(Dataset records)

++++

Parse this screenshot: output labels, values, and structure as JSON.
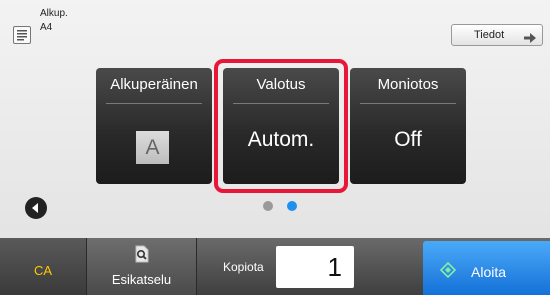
{
  "header": {
    "original_label": "Alkup.",
    "original_size": "A4",
    "details_button_label": "Tiedot",
    "details_icon": "arrow-right-icon",
    "original_icon": "document-icon"
  },
  "tiles": [
    {
      "title": "Alkuperäinen",
      "value": "A",
      "selected": false
    },
    {
      "title": "Valotus",
      "value": "Autom.",
      "selected": true
    },
    {
      "title": "Moniotos",
      "value": "Off",
      "selected": false
    }
  ],
  "pager": {
    "page_count": 2,
    "current_page": 2
  },
  "bottom_bar": {
    "ca_label": "CA",
    "preview_label": "Esikatselu",
    "preview_icon": "magnifier-document-icon",
    "copies_label": "Kopiota",
    "copies_value": "1",
    "start_label": "Aloita",
    "start_icon": "diamond-start-icon"
  },
  "colors": {
    "highlight": "#e8173a",
    "ca_text": "#ffc800",
    "start_button": "#1e7fe6",
    "active_dot": "#1e90ee"
  }
}
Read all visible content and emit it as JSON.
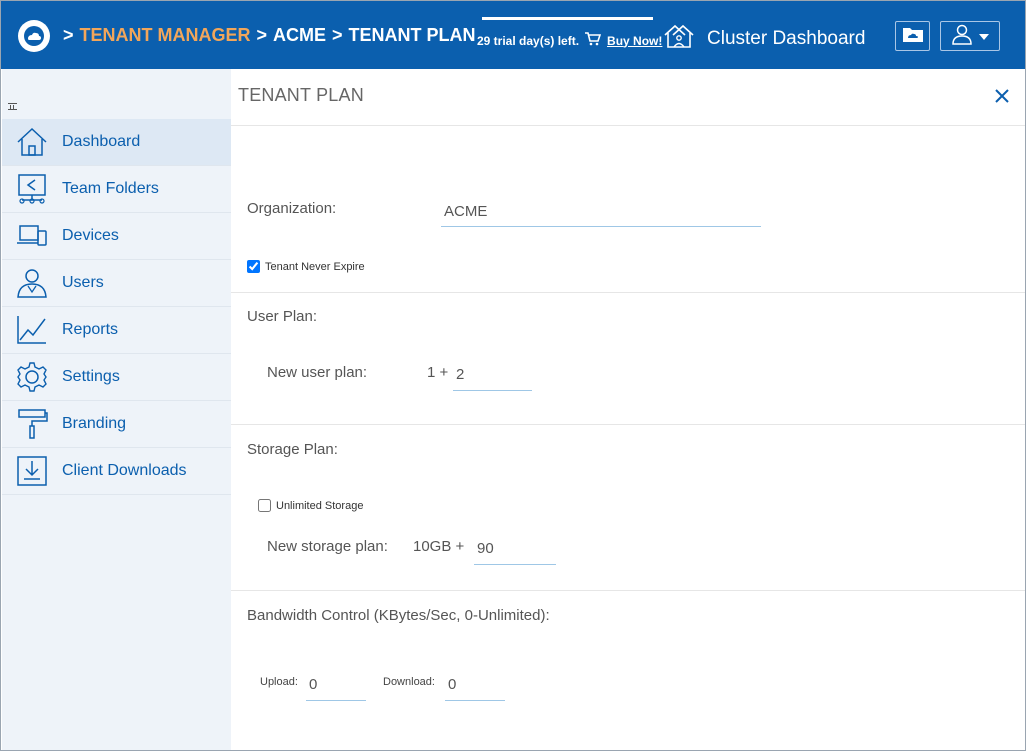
{
  "header": {
    "breadcrumb": {
      "sep": ">",
      "tenant_manager": "TENANT MANAGER",
      "acme": "ACME",
      "tenant_plan": "TENANT PLAN"
    },
    "trial_text": "29 trial day(s) left.",
    "buy_now": "Buy Now!",
    "cluster_dashboard": "Cluster Dashboard",
    "icons": {
      "logo": "cloud-logo-icon",
      "cart": "cart-icon",
      "cluster": "houses-icon",
      "folder": "cloud-folder-icon",
      "user": "user-icon",
      "caret": "caret-down-icon"
    }
  },
  "sidebar": {
    "items": [
      {
        "label": "Dashboard",
        "icon": "home-icon"
      },
      {
        "label": "Team Folders",
        "icon": "team-folder-icon"
      },
      {
        "label": "Devices",
        "icon": "devices-icon"
      },
      {
        "label": "Users",
        "icon": "users-icon"
      },
      {
        "label": "Reports",
        "icon": "reports-icon"
      },
      {
        "label": "Settings",
        "icon": "gear-icon"
      },
      {
        "label": "Branding",
        "icon": "paint-roller-icon"
      },
      {
        "label": "Client Downloads",
        "icon": "download-icon"
      }
    ]
  },
  "panel": {
    "title": "TENANT PLAN",
    "organization_label": "Organization:",
    "organization_value": "ACME",
    "never_expire_label": "Tenant Never Expire",
    "never_expire_checked": true,
    "user_plan_heading": "User Plan:",
    "new_user_plan_label": "New user plan:",
    "user_plan_base": "1 +",
    "user_plan_value": "2",
    "storage_plan_heading": "Storage Plan:",
    "unlimited_storage_label": "Unlimited Storage",
    "unlimited_storage_checked": false,
    "new_storage_plan_label": "New storage plan:",
    "storage_plan_base": "10GB +",
    "storage_plan_value": "90",
    "bandwidth_heading": "Bandwidth Control (KBytes/Sec, 0-Unlimited):",
    "upload_label": "Upload:",
    "upload_value": "0",
    "download_label": "Download:",
    "download_value": "0"
  },
  "colors": {
    "brand": "#0b5fae",
    "accent_orange": "#f2a65a",
    "sidebar_bg": "#eef3f9"
  }
}
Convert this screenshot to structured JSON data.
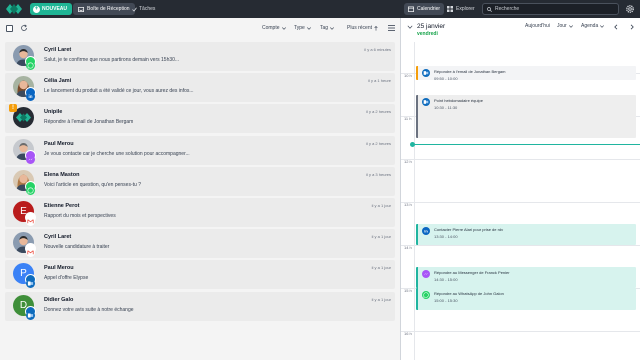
{
  "topbar": {
    "new_label": "NOUVEAU",
    "inbox_label": "Boîte de Réception",
    "tasks_label": "Tâches",
    "calendar_label": "Calendrier",
    "explore_label": "Explorer",
    "search_placeholder": "Recherche"
  },
  "toolbar": {
    "filters": [
      "Compte",
      "Type",
      "Tag"
    ],
    "sort_label": "Plus récent"
  },
  "conversations": [
    {
      "name": "Cyril Laret",
      "message": "Salut, je te confirme que nous partirons demain vers 15h30...",
      "time": "il y a 6 minutes",
      "channel": "whatsapp",
      "avatar": "photo-man-1"
    },
    {
      "name": "Célia Jami",
      "message": "Le lancement du produit a été validé ce jour, vous aurez des infos...",
      "time": "il y a 1 heure",
      "channel": "linkedin",
      "avatar": "photo-woman-1"
    },
    {
      "name": "Unipile",
      "message": "Répondre à l'email de Jonathan Bergam",
      "time": "il y a 2 heures",
      "channel": "none",
      "avatar": "unipile-logo",
      "warning": "!"
    },
    {
      "name": "Paul Merou",
      "message": "Je vous contacte car je cherche une solution pour accompagner...",
      "time": "il y a 2 heures",
      "channel": "messenger",
      "avatar": "photo-man-2"
    },
    {
      "name": "Elena Maston",
      "message": "Voici l'article en question, qu'en penses-tu ?",
      "time": "il y a 3 heures",
      "channel": "whatsapp",
      "avatar": "photo-woman-2"
    },
    {
      "name": "Etienne Perot",
      "message": "Rapport du mois et perspectives",
      "time": "il y a 1 jour",
      "channel": "gmail",
      "avatar": "letter",
      "letter": "E",
      "color": "#b91c1c"
    },
    {
      "name": "Cyril Laret",
      "message": "Nouvelle candidature à traiter",
      "time": "il y a 1 jour",
      "channel": "gmail",
      "avatar": "photo-man-1"
    },
    {
      "name": "Paul Merou",
      "message": "Appel d'offre Elypse",
      "time": "il y a 1 jour",
      "channel": "outlook",
      "avatar": "letter",
      "letter": "P",
      "color": "#3b82f6"
    },
    {
      "name": "Didier Galo",
      "message": "Donnez votre avis suite à notre échange",
      "time": "il y a 1 jour",
      "channel": "outlook",
      "avatar": "letter",
      "letter": "D",
      "color": "#3f8f3a"
    }
  ],
  "calendar": {
    "date": "25 janvier",
    "weekday": "vendredi",
    "today_label": "Aujourd'hui",
    "view_label": "Jour",
    "mode_label": "Agenda",
    "hours": [
      "10 h",
      "11 h",
      "12 h",
      "13 h",
      "14 h",
      "15 h",
      "16 h"
    ],
    "events": [
      {
        "title": "Répondre à l'email de Jonathan Bergam",
        "time": "09:50 - 10:00",
        "channel": "outlook",
        "bg": "#f3f4f6",
        "accent": "#f59e0b"
      },
      {
        "title": "Point hebdomadaire équipe",
        "time": "10:30 - 11:30",
        "channel": "outlook",
        "bg": "#eeeeee",
        "accent": "#6b7280"
      },
      {
        "title": "Contacter Pierre Alari pour prise de rdv",
        "time": "13:30 - 14:00",
        "channel": "linkedin",
        "bg": "#d7f3ee",
        "accent": "#20b5a0"
      },
      {
        "title": "Répondre au Messenger de Franck Penier",
        "time": "14:30 - 15:00",
        "channel": "messenger",
        "bg": "#d7f3ee",
        "accent": "#20b5a0"
      },
      {
        "title": "Répondre au WhatsApp de John Galon",
        "time": "15:00 - 15:30",
        "channel": "whatsapp",
        "bg": "#d7f3ee",
        "accent": "#20b5a0"
      }
    ]
  },
  "colors": {
    "brand": "#1fb595",
    "topbar": "#262b33",
    "now_line": "#20b5a0"
  }
}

++++

- **Requirements**: All lines in the data that contain the word "document" should be copied.

- **The response**:
    "original_icon": "document-icon"
    "preview_icon": "magnifier-document-icon",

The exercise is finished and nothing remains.